INSTRUCTIONS TO FOLLOW
Check each line for the string "JSON" and give only the count of lines that have it.

PROVIDED DATA
_ _ _ _ _ _ _

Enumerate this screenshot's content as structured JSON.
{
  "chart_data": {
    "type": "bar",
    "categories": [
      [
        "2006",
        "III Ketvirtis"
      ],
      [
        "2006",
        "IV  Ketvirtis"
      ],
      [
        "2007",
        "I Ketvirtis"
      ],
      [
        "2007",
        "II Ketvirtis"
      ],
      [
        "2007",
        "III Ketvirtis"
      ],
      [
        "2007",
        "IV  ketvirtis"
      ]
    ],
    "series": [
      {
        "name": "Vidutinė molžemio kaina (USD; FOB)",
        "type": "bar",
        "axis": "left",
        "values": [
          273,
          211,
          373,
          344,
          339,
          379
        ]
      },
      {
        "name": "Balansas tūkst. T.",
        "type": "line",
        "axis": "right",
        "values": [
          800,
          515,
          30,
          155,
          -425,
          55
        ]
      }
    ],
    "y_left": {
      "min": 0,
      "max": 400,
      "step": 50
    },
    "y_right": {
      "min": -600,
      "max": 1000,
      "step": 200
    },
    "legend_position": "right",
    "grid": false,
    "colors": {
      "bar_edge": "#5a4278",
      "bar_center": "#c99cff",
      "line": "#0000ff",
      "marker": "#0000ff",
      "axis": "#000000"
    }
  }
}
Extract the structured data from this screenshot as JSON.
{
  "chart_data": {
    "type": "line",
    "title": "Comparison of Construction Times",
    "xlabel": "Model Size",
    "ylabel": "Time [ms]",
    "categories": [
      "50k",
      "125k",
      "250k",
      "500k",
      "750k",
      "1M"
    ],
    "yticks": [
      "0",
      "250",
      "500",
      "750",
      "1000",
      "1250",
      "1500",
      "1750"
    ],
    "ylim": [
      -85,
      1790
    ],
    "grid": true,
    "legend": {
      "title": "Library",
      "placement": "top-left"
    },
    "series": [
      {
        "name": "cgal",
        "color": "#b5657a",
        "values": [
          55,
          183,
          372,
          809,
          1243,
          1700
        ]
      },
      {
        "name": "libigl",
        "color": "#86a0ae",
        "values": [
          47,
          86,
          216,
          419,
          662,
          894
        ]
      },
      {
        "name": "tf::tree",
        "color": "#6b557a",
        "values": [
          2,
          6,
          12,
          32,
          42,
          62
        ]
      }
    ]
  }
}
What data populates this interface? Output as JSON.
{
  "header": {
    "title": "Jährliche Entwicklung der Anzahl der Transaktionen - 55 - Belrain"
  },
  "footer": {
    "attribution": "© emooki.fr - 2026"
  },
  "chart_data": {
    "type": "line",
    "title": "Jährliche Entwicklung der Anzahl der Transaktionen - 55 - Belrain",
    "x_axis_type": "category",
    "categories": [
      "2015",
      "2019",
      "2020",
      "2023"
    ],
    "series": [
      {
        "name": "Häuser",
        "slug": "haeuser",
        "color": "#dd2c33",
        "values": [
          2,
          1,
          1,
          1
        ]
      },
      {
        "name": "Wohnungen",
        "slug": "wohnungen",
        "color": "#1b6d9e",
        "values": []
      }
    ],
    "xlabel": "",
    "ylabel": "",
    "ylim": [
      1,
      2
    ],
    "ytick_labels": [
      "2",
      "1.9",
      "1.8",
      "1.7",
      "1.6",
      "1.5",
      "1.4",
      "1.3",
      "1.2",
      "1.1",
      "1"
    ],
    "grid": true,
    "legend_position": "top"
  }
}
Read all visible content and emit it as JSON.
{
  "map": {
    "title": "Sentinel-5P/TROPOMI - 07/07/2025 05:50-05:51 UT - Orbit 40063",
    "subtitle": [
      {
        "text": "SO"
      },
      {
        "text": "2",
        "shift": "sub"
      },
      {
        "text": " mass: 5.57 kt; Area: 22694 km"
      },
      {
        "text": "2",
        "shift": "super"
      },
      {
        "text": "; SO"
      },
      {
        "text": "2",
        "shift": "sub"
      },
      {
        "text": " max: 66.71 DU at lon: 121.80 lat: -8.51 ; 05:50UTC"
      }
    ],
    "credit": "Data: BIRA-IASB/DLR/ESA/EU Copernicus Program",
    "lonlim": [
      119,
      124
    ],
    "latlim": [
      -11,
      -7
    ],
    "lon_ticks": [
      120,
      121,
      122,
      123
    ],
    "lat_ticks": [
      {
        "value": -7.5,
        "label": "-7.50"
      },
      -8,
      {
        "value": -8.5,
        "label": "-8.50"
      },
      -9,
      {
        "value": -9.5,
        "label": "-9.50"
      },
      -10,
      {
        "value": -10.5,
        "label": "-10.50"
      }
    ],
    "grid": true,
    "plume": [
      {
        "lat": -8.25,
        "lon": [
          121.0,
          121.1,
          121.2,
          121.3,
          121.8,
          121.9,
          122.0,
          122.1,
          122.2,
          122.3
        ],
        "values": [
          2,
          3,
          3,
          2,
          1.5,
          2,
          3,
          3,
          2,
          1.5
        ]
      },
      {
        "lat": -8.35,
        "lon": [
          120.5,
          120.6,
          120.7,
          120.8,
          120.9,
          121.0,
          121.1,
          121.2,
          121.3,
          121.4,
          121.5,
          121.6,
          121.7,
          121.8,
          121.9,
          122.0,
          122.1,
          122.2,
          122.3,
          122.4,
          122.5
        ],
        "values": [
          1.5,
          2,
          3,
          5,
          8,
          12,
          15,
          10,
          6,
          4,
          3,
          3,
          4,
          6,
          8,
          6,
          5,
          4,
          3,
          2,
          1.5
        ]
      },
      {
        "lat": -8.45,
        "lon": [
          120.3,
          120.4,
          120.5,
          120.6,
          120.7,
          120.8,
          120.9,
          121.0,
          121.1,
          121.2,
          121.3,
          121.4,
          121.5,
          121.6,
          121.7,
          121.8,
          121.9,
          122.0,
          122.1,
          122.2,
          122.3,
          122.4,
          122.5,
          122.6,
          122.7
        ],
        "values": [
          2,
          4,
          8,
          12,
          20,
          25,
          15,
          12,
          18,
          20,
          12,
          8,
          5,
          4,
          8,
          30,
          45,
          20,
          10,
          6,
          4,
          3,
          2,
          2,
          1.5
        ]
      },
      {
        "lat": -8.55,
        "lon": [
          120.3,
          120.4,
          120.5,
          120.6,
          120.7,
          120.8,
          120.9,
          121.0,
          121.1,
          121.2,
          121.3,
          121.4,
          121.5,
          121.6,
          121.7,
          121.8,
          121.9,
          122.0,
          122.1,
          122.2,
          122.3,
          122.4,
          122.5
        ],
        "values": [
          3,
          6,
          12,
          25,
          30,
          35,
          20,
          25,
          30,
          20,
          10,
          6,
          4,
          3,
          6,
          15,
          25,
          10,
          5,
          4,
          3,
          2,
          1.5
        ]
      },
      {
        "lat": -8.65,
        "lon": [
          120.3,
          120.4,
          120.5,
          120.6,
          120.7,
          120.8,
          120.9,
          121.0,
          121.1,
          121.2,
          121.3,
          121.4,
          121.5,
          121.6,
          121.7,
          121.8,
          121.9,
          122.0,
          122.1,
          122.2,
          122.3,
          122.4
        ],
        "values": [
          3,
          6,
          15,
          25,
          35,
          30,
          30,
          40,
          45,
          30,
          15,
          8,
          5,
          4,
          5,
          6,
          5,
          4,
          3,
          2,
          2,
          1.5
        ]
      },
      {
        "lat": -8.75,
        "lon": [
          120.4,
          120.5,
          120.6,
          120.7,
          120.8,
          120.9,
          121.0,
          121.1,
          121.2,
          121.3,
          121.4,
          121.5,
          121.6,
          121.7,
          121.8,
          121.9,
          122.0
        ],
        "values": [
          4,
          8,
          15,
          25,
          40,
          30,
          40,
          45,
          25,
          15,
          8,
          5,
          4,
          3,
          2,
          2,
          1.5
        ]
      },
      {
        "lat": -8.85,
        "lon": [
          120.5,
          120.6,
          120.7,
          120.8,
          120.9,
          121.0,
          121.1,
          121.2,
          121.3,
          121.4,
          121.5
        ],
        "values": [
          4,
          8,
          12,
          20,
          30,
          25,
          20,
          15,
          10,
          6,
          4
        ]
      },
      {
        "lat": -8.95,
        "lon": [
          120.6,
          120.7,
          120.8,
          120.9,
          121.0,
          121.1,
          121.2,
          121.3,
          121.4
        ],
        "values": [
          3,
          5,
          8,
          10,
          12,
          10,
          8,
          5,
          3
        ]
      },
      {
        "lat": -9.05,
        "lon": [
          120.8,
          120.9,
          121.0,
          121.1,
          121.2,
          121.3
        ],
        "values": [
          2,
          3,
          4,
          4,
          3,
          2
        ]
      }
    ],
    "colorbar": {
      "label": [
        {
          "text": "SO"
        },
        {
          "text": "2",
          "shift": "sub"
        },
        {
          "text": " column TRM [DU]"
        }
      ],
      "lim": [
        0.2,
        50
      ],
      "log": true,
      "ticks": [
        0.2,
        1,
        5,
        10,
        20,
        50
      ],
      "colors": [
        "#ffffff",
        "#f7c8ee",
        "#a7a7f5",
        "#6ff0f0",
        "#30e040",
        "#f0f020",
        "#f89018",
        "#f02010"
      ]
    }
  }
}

_ _ _ _ _ _ _

SOLUTION TO THE PROBLEM
4